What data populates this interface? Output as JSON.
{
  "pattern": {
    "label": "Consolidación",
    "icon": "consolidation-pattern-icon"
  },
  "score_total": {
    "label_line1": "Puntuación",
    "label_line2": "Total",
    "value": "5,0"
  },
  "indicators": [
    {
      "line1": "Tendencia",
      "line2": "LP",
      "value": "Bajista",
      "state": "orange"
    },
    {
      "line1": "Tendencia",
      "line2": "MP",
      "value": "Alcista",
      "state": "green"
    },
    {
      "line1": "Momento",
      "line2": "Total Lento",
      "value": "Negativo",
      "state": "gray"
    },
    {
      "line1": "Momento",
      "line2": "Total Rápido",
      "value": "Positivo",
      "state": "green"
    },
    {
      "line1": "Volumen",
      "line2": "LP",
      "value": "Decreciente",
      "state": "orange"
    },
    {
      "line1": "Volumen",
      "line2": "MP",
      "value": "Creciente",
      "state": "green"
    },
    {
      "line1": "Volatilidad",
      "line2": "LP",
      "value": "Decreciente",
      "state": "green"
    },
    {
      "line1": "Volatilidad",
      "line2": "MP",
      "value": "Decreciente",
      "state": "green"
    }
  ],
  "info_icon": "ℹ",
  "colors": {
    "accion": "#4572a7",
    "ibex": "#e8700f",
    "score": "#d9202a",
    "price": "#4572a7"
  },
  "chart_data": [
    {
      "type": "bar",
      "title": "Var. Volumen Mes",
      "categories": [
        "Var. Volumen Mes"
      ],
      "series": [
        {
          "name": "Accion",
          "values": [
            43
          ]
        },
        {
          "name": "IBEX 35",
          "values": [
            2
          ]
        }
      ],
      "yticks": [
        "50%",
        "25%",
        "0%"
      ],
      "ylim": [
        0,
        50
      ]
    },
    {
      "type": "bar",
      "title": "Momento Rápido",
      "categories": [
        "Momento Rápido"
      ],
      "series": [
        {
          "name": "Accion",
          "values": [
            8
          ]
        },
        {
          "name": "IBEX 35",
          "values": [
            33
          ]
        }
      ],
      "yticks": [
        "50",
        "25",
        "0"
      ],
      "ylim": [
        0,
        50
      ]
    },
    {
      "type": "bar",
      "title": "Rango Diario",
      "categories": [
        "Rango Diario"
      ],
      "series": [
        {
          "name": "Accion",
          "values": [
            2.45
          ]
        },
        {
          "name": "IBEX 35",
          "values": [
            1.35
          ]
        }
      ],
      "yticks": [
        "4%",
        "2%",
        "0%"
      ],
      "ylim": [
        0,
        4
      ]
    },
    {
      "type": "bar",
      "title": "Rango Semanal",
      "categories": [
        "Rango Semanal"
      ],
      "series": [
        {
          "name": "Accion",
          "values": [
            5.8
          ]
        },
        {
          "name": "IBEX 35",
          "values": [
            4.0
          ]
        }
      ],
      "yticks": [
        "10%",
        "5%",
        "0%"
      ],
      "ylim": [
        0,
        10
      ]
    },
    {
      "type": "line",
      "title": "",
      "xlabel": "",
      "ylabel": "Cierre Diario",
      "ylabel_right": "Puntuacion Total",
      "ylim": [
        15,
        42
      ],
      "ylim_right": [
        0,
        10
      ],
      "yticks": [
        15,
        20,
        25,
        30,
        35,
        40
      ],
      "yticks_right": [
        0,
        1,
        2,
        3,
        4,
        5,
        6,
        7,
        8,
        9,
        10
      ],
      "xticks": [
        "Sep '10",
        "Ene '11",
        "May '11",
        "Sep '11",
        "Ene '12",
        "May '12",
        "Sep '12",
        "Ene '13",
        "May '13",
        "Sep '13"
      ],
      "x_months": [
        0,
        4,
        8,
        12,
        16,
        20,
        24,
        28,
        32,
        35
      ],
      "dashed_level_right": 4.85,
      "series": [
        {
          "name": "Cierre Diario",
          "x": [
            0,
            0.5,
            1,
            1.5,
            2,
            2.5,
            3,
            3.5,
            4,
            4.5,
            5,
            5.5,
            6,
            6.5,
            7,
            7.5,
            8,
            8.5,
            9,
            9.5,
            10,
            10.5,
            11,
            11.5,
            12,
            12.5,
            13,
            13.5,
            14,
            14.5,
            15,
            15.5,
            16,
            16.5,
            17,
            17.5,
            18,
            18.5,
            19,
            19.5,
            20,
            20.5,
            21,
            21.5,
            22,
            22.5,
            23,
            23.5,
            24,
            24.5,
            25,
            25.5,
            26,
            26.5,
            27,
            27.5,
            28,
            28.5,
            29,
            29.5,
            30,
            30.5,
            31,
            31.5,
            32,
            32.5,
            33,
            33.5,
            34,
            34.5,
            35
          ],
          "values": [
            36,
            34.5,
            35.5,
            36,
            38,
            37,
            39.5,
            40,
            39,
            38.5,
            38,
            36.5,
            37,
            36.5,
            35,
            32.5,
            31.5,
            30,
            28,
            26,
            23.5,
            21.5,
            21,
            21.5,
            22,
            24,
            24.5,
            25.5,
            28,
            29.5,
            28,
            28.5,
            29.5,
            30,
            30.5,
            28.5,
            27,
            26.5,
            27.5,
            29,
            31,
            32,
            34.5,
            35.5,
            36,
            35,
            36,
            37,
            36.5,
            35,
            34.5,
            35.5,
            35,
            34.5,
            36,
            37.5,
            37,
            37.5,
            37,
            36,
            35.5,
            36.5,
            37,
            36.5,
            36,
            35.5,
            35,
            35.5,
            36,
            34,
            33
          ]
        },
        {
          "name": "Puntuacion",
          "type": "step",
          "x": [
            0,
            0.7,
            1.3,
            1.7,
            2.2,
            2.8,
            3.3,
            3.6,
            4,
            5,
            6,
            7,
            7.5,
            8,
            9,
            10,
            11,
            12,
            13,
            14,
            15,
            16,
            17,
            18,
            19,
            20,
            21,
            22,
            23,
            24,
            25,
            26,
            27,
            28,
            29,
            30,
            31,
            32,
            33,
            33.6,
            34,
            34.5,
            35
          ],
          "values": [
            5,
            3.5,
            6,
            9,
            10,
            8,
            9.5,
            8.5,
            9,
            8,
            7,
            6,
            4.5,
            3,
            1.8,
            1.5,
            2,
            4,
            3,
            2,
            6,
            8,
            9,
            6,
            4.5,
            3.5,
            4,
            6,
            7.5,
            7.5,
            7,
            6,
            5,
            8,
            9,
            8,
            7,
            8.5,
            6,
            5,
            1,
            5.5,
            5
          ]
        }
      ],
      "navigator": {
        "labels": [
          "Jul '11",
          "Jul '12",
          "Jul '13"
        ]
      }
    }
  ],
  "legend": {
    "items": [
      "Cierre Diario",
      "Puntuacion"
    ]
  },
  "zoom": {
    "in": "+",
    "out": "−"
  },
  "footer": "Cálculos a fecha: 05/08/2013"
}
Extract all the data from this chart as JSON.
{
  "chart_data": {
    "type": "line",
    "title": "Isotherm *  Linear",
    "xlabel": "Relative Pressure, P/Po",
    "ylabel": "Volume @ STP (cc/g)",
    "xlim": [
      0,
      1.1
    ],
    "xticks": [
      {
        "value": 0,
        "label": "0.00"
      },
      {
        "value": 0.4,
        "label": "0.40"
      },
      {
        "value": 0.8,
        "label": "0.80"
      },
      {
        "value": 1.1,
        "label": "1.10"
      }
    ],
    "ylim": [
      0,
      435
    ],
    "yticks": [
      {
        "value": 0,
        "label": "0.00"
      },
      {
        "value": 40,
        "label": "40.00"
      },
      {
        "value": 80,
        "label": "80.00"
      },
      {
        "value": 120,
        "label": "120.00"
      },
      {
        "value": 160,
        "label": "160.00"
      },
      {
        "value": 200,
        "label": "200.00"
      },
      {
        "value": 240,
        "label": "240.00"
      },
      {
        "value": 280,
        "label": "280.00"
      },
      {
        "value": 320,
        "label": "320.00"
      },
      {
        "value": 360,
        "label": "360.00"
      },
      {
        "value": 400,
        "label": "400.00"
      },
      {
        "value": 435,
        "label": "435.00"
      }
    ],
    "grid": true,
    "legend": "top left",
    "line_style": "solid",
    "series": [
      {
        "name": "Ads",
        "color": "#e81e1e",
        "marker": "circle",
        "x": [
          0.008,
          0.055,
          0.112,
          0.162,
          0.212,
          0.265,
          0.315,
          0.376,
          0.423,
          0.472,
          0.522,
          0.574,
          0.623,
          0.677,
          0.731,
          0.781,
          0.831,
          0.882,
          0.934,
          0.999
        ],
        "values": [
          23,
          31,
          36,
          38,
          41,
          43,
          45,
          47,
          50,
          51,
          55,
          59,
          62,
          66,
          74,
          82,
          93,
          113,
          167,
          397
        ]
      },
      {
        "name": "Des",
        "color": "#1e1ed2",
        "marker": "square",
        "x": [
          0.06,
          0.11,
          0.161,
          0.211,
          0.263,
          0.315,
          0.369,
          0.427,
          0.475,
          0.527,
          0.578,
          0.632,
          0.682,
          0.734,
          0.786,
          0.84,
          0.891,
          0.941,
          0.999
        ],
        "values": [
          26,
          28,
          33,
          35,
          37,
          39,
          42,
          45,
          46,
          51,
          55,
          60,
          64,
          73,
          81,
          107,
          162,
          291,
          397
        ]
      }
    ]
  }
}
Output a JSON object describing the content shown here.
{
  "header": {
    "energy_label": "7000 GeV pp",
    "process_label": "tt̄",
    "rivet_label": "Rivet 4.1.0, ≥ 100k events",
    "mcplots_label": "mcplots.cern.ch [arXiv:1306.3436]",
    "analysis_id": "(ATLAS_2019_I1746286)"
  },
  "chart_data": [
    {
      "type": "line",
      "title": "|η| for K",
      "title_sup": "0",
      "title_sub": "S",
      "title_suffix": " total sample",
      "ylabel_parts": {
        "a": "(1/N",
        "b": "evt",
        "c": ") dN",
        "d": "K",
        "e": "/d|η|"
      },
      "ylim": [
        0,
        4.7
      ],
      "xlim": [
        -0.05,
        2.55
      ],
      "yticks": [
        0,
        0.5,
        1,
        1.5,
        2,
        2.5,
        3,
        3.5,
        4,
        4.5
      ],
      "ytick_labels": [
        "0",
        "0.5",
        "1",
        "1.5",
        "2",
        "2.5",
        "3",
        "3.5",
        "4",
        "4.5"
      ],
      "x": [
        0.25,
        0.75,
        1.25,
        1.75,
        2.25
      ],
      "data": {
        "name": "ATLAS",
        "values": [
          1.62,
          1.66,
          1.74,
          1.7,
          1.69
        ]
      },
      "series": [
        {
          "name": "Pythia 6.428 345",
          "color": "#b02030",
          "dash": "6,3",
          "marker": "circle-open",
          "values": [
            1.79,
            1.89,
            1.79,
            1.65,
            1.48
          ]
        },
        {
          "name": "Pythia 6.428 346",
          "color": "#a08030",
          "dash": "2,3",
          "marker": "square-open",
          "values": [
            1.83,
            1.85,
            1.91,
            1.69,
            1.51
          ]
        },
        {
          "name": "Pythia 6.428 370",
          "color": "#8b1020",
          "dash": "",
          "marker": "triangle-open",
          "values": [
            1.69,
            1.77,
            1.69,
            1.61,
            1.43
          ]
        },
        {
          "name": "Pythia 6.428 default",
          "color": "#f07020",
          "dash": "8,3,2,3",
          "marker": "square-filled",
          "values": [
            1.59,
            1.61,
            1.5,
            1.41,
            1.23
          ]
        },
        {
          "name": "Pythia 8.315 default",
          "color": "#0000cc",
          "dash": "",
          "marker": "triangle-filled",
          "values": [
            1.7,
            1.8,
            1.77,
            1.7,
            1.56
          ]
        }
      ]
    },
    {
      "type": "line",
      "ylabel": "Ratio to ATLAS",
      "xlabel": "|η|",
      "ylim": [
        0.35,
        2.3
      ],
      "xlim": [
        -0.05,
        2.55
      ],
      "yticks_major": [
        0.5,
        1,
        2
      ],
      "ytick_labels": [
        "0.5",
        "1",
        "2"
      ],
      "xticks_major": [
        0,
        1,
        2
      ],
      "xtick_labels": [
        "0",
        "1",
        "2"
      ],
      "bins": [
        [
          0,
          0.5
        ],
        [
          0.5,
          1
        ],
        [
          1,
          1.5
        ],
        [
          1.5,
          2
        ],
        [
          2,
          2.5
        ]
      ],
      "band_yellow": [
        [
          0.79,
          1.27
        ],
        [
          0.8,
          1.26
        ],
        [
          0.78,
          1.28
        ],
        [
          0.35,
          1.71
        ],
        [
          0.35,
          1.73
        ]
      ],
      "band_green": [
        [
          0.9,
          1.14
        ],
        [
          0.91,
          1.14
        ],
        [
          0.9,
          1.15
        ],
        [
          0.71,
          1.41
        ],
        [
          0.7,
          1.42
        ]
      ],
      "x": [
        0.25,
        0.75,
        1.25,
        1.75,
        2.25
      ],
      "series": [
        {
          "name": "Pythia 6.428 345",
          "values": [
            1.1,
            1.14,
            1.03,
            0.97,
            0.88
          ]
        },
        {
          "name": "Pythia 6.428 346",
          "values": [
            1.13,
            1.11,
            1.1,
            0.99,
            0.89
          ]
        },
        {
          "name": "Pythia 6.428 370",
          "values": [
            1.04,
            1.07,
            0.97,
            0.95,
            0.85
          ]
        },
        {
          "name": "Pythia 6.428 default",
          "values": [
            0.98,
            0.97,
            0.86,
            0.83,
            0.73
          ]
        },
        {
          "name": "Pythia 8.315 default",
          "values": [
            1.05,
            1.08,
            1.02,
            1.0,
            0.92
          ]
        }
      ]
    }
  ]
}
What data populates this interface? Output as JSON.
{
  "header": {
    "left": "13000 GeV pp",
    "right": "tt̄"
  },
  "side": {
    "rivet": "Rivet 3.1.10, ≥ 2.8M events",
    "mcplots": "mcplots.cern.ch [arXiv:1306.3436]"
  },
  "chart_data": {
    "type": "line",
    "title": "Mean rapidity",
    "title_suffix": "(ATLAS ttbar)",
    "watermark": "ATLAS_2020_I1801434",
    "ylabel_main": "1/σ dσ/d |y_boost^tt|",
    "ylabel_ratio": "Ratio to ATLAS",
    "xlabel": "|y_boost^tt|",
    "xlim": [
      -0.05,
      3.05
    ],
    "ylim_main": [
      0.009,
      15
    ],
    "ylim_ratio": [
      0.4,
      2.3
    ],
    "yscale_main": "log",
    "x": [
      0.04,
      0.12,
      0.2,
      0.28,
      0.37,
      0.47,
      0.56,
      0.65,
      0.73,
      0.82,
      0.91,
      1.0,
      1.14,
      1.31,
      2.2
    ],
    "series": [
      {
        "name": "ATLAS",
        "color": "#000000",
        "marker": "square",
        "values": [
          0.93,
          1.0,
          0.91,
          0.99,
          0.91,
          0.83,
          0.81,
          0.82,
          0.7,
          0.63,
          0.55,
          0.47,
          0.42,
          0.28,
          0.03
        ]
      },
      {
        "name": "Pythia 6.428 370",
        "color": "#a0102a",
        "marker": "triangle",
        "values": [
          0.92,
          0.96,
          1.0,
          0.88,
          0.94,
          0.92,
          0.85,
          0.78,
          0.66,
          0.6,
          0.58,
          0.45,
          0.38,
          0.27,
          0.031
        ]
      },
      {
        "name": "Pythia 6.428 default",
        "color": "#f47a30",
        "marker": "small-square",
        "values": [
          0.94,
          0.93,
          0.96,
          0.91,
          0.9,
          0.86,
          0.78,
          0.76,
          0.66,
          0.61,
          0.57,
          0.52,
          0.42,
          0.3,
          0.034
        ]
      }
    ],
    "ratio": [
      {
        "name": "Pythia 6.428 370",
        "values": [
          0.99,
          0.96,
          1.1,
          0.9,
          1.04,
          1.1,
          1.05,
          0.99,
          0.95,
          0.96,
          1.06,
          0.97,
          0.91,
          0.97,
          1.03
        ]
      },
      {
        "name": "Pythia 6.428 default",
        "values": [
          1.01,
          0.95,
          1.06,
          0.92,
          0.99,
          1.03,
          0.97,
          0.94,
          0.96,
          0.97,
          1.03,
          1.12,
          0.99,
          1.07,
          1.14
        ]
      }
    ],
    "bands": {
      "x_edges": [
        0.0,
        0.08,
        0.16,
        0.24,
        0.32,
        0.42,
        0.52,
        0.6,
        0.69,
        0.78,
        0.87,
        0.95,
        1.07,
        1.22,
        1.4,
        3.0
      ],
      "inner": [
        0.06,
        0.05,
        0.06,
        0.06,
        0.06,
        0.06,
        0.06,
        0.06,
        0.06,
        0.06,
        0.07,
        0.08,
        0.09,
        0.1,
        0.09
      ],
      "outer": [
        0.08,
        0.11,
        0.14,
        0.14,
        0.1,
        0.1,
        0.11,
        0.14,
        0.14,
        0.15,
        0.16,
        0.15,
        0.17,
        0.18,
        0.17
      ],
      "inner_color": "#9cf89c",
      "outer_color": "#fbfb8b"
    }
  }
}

- **Exercise**
Considering only the records above, state the number of lines that include the word "open", with nothing added.

- **Completed exercise**
3